What is expected:
Find each line with the word "JSON" and state how many there are, nothing more.

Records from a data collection
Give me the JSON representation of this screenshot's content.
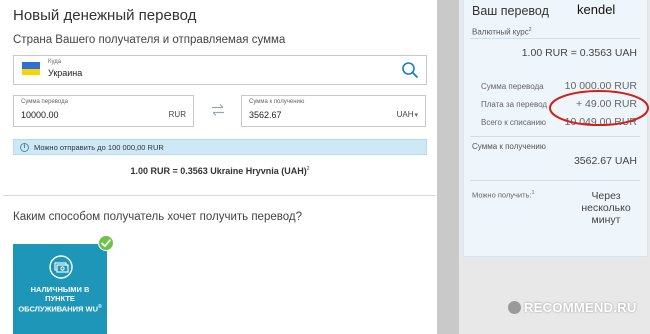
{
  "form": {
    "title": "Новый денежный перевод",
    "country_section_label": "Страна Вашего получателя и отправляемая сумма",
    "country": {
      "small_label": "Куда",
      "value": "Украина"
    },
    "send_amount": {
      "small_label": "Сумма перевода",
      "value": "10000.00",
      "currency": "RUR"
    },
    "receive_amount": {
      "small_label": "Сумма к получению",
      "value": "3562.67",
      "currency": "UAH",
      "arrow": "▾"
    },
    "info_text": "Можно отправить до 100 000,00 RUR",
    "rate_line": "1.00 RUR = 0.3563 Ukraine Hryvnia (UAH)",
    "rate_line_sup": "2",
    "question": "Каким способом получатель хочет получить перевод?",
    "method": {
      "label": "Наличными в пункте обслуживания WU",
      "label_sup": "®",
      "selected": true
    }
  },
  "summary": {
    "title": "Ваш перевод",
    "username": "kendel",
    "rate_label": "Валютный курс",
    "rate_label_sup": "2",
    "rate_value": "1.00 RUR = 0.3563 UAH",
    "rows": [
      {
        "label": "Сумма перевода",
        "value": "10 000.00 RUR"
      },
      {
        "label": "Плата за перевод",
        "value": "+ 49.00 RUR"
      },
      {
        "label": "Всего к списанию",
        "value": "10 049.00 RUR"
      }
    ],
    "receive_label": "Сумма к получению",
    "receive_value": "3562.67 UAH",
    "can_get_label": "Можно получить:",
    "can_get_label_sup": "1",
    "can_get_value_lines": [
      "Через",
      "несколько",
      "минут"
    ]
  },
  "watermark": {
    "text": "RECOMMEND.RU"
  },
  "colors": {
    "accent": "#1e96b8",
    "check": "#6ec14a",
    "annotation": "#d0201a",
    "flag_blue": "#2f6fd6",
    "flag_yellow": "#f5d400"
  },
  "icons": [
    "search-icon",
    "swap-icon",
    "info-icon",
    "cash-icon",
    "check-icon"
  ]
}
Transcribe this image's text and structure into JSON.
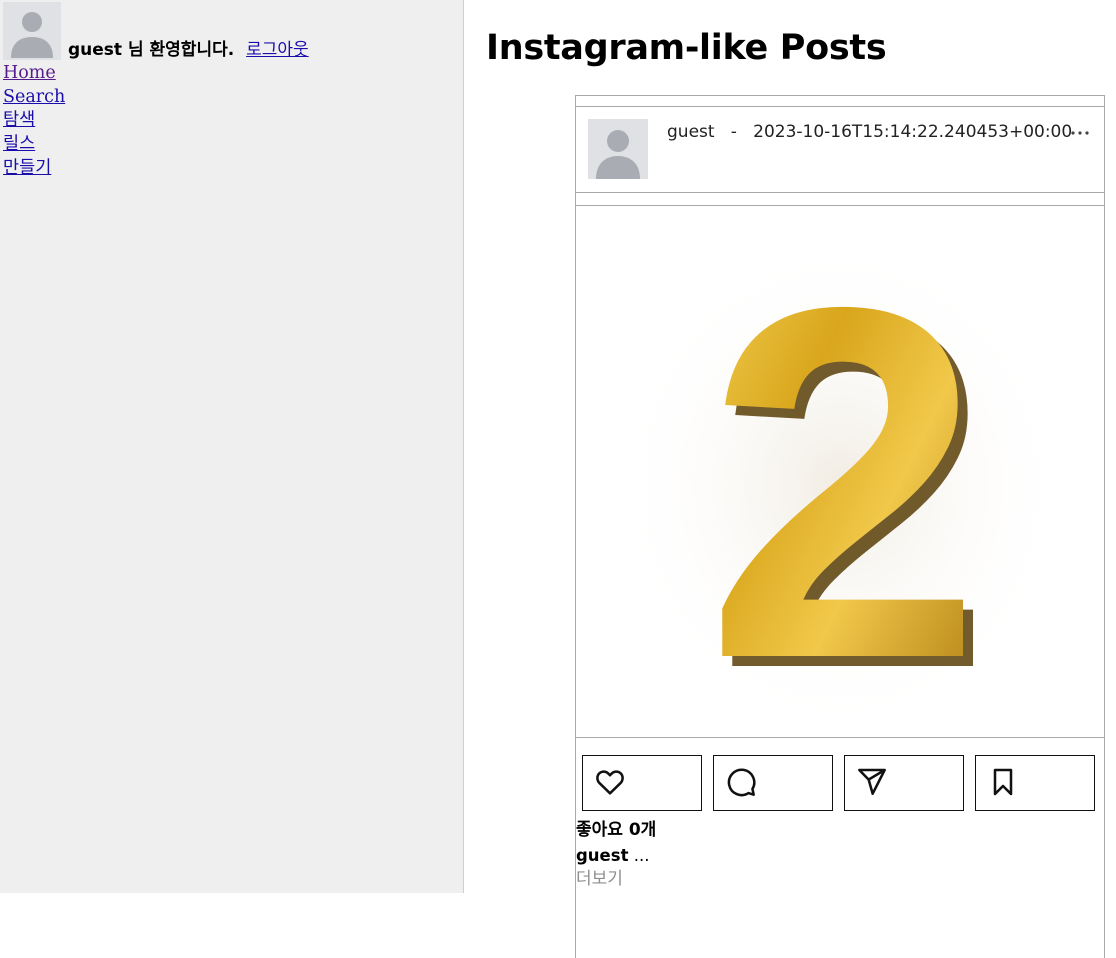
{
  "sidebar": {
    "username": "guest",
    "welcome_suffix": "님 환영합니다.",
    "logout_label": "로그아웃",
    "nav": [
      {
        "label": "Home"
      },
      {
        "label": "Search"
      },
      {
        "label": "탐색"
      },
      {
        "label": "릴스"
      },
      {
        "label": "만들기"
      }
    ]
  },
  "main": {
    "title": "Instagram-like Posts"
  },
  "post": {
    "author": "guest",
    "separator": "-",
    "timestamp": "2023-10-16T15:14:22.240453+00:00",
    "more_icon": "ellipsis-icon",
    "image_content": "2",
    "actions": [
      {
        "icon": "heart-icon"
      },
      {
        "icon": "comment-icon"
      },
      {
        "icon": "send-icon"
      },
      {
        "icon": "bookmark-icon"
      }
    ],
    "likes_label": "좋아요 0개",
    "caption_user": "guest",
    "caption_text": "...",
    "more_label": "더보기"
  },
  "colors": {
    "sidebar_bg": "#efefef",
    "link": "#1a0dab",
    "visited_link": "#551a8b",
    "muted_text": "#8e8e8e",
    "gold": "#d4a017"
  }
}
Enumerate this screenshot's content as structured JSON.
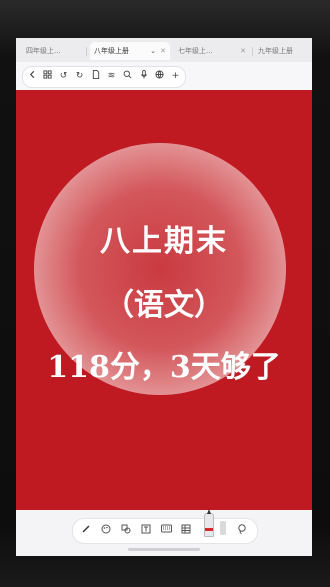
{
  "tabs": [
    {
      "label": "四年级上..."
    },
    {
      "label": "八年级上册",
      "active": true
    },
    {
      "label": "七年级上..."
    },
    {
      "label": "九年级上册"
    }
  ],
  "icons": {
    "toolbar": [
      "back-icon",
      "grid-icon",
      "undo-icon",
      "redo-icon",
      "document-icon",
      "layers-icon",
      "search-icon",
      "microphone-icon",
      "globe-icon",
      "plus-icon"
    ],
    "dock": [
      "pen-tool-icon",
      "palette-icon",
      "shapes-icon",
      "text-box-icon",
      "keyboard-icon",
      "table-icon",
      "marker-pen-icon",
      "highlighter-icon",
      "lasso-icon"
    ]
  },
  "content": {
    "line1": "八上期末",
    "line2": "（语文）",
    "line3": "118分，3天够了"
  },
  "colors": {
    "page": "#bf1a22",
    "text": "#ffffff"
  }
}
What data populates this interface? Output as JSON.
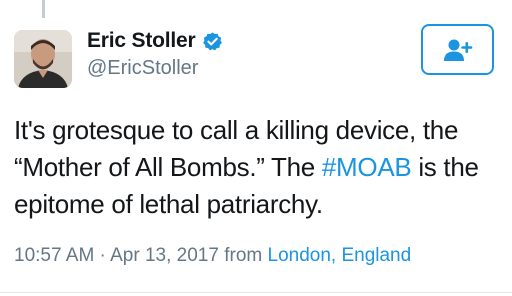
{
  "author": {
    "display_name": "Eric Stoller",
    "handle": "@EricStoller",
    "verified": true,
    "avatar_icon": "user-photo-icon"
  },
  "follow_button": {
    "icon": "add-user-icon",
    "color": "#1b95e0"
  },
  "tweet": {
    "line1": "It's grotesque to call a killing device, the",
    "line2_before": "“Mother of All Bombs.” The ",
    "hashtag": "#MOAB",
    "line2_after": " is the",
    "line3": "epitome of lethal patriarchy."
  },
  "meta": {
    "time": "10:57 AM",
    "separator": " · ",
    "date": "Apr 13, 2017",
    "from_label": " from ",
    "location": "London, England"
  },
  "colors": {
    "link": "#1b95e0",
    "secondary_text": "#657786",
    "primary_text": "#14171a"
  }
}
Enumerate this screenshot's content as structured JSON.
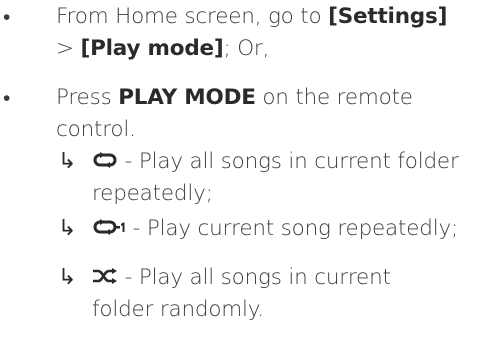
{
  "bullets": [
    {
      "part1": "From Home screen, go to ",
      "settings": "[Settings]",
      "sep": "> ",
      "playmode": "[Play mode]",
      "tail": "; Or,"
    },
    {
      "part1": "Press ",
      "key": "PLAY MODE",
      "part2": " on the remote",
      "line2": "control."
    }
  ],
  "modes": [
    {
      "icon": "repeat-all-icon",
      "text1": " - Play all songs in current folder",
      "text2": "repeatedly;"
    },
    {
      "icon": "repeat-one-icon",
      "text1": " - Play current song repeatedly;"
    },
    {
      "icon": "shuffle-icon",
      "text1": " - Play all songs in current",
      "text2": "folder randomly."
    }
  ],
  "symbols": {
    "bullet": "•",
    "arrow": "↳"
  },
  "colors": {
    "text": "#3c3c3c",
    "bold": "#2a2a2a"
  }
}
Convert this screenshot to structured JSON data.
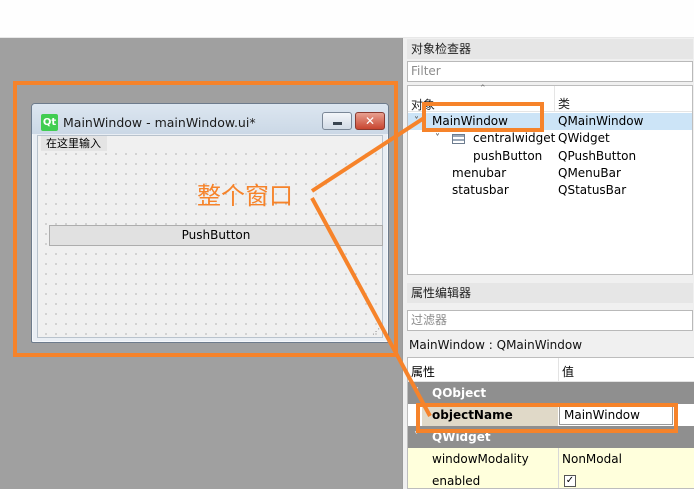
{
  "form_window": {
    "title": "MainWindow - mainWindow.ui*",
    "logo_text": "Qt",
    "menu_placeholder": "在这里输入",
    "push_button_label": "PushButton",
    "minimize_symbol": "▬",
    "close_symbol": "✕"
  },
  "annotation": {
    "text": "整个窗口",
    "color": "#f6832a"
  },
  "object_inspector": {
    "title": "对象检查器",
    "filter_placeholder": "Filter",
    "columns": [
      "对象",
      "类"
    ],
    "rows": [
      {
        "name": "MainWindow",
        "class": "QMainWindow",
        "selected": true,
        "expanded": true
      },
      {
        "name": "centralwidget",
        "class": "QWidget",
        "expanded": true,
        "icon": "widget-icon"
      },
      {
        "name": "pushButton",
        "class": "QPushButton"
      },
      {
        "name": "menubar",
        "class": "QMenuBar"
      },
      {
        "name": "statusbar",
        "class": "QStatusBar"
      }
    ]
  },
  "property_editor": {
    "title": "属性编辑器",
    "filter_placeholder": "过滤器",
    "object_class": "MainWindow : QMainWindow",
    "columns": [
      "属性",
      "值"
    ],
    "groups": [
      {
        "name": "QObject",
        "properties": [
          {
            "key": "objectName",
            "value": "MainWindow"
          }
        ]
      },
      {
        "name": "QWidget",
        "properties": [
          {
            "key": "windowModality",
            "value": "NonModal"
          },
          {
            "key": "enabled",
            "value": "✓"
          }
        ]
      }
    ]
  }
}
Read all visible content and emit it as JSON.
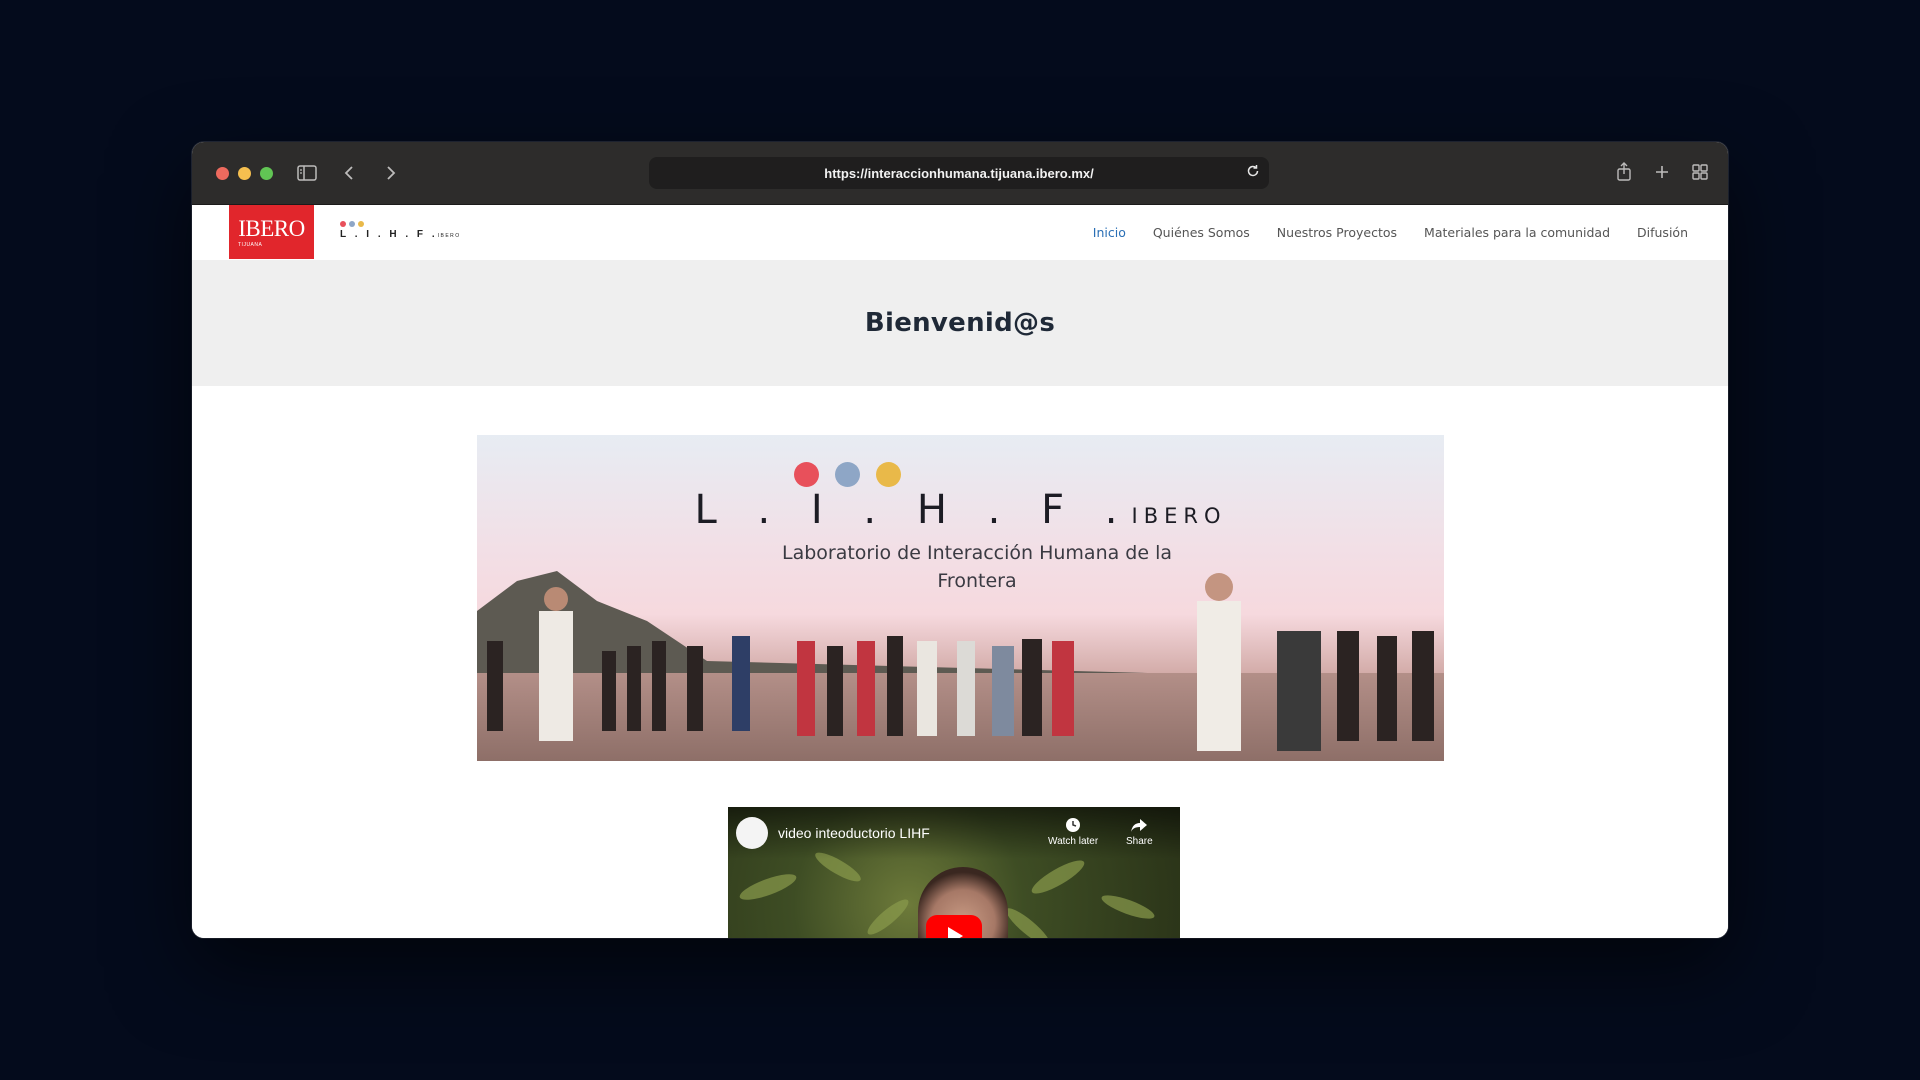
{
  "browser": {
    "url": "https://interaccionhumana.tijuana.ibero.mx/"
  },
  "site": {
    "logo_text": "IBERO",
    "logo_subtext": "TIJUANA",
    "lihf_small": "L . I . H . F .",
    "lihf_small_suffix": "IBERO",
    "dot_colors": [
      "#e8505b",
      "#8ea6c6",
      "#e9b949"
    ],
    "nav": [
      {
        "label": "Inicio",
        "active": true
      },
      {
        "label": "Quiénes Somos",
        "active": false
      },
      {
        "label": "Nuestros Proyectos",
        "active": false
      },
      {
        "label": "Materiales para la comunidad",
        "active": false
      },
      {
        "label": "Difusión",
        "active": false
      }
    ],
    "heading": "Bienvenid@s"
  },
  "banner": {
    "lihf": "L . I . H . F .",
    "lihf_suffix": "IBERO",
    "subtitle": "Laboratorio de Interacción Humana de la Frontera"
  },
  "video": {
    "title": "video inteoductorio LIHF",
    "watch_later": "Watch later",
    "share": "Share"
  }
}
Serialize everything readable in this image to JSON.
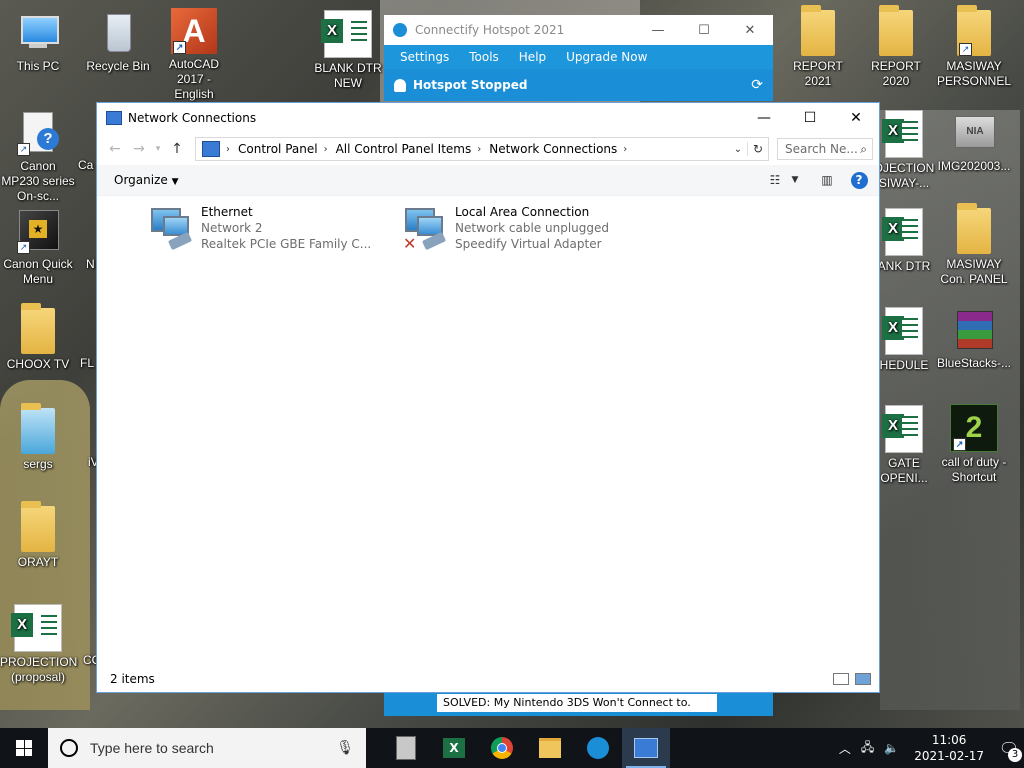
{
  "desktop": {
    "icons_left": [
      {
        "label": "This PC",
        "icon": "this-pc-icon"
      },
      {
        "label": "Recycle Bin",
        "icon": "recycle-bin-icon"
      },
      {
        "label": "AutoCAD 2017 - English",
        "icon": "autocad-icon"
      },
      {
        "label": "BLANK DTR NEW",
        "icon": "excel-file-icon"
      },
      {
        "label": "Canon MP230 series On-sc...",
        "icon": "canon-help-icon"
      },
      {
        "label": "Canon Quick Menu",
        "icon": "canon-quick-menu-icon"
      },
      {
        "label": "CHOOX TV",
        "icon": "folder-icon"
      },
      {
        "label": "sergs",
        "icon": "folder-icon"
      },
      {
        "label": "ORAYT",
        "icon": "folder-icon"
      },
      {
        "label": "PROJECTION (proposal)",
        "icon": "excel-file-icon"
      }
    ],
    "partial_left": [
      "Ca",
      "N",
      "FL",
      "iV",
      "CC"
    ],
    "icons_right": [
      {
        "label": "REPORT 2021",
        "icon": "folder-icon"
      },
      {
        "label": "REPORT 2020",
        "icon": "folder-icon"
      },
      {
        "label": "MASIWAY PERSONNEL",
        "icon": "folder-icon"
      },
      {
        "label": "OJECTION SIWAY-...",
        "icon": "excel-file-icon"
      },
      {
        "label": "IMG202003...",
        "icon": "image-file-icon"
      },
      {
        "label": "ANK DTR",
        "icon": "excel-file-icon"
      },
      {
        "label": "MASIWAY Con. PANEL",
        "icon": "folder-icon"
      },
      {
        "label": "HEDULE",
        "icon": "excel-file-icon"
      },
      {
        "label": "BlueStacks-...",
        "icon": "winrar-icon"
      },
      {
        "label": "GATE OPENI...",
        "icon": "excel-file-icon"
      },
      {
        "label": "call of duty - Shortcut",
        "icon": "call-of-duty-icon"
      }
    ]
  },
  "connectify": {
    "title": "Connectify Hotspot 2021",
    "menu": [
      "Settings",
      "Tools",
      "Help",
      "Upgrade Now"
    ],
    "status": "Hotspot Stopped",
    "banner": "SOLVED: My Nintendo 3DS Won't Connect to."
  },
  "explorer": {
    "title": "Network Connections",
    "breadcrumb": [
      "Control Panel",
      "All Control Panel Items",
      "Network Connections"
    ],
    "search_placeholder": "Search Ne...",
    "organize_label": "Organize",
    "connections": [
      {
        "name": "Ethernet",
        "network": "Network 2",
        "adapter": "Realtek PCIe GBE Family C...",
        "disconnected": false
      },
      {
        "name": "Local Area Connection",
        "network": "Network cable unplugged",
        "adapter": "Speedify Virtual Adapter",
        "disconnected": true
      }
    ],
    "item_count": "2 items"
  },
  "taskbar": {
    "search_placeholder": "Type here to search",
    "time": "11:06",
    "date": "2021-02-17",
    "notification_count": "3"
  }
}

Exercise result:
8